→ Data to process
══════════

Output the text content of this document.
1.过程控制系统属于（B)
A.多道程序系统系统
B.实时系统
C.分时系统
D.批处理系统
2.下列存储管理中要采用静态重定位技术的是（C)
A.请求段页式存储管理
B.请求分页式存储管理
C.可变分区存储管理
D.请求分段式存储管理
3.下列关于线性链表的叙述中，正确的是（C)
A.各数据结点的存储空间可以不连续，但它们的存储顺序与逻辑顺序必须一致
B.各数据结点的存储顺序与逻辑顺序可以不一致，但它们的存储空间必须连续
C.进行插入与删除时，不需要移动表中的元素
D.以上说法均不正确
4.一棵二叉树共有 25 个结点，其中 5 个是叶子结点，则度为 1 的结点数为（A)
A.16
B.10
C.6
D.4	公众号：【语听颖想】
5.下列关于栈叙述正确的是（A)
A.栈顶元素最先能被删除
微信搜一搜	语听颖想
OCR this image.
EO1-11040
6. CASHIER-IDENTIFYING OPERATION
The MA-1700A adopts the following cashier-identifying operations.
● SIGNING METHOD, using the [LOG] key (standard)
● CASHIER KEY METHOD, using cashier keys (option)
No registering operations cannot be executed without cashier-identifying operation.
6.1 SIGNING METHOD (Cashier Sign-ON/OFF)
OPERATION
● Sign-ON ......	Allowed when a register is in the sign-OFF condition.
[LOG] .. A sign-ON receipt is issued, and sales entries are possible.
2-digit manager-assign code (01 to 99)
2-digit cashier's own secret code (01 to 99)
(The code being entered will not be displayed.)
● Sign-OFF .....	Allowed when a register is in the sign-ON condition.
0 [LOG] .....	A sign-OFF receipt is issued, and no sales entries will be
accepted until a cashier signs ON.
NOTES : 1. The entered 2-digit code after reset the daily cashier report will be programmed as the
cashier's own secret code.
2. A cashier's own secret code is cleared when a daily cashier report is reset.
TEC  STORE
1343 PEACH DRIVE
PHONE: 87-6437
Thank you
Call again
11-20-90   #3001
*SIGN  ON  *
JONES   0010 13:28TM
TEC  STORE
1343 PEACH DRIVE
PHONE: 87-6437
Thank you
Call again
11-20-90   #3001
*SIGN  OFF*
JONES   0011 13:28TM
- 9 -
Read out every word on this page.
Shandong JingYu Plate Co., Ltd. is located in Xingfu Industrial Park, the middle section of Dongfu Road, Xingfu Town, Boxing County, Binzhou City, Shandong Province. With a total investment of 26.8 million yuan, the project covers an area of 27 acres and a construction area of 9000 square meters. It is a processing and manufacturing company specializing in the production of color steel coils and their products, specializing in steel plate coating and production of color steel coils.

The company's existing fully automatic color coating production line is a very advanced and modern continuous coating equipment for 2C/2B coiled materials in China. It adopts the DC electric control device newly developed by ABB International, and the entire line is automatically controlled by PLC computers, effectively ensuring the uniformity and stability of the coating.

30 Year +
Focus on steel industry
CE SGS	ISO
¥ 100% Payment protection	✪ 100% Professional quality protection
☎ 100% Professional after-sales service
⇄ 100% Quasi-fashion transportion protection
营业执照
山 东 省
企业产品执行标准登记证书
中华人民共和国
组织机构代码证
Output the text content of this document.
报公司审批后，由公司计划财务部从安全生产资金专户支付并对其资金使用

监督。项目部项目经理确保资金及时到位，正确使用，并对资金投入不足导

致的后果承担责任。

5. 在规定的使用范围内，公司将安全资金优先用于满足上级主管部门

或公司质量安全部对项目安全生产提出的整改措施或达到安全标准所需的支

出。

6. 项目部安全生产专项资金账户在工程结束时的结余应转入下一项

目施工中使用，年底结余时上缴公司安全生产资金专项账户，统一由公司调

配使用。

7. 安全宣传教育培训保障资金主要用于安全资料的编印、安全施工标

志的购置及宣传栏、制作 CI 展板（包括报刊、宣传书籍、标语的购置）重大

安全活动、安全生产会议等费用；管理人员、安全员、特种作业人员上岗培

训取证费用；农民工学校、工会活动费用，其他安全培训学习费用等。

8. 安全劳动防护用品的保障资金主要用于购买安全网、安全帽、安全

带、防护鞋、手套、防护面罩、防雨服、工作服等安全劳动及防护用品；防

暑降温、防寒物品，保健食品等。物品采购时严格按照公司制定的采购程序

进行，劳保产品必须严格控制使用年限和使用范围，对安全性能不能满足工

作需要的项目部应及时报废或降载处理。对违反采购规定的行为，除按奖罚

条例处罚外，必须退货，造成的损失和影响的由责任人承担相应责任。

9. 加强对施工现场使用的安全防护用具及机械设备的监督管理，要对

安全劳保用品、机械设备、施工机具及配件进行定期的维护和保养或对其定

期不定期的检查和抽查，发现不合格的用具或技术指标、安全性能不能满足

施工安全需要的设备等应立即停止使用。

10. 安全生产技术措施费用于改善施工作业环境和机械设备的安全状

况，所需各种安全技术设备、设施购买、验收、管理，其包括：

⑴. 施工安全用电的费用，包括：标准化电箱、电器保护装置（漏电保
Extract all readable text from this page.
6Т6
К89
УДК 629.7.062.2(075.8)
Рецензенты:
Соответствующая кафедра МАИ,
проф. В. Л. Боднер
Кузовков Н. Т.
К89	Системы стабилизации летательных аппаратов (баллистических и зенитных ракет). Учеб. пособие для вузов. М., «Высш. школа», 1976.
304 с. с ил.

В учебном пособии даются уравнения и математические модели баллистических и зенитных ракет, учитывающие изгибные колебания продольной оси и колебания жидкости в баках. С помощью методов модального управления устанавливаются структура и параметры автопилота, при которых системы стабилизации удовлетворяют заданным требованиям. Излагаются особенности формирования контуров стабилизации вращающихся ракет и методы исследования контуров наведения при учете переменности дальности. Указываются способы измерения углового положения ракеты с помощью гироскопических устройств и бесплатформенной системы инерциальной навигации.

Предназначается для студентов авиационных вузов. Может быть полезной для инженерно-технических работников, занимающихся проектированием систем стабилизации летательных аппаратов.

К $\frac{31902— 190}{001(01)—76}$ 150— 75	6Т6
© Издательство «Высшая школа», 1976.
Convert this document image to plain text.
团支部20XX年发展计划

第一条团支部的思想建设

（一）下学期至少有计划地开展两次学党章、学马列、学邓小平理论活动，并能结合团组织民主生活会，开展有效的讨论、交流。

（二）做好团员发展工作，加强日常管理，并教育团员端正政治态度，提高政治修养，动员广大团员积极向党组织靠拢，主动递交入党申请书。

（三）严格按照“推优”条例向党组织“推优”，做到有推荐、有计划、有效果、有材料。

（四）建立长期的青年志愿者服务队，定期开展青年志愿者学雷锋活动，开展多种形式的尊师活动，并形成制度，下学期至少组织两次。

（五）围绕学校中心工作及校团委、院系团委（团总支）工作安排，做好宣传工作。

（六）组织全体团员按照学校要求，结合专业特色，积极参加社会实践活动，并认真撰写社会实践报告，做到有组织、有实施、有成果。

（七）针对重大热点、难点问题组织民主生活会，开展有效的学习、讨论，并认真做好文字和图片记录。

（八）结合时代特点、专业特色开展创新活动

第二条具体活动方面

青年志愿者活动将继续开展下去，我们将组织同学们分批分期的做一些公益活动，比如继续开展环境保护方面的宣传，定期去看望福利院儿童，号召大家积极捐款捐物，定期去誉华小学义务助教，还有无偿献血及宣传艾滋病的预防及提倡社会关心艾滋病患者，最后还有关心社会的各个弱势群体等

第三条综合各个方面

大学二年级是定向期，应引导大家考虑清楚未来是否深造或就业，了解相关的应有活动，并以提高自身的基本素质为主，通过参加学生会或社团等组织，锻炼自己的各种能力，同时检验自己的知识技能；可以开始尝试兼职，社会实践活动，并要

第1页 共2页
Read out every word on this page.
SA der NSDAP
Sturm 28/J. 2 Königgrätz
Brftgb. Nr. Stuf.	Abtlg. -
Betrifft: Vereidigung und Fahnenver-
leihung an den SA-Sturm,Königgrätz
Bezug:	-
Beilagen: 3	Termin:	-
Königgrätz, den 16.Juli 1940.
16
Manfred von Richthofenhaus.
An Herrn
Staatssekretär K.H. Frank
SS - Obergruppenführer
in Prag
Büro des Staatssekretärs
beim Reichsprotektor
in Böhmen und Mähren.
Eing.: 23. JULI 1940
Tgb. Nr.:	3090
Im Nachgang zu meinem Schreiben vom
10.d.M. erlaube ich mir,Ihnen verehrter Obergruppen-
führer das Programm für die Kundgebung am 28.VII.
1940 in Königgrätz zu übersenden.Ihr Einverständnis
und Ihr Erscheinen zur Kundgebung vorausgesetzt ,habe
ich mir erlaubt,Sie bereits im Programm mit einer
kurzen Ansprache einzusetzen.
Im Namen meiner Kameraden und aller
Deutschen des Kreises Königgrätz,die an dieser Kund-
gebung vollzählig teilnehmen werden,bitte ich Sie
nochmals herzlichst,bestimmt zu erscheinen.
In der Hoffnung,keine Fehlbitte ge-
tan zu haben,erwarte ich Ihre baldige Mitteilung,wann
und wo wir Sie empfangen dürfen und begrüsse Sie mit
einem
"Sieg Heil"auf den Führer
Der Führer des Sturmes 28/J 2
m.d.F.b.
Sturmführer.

══════════

→ Brief
Go through the listing above and list every line that has the word "зенитных".

→ Task result
К89	Системы стабилизации летательных аппаратов (баллистических и зенитных ракет). Учеб. пособие для вузов. М., «Высш. школа», 1976.
В учебном пособии даются уравнения и математические модели баллистических и зенитных ракет, учитывающие изгибные колебания продольной оси и колебания жидкости в баках. С помощью методов модального управления устанавливаются структура и параметры автопилота, при которых системы стабилизации удовлетворяют заданным требованиям. Излагаются особенности формирования контуров стабилизации вращающихся ракет и методы исследования контуров наведения при учете переменности дальности. Указываются способы измерения углового положения ракеты с помощью гироскопических устройств и бесплатформенной системы инерциальной навигации.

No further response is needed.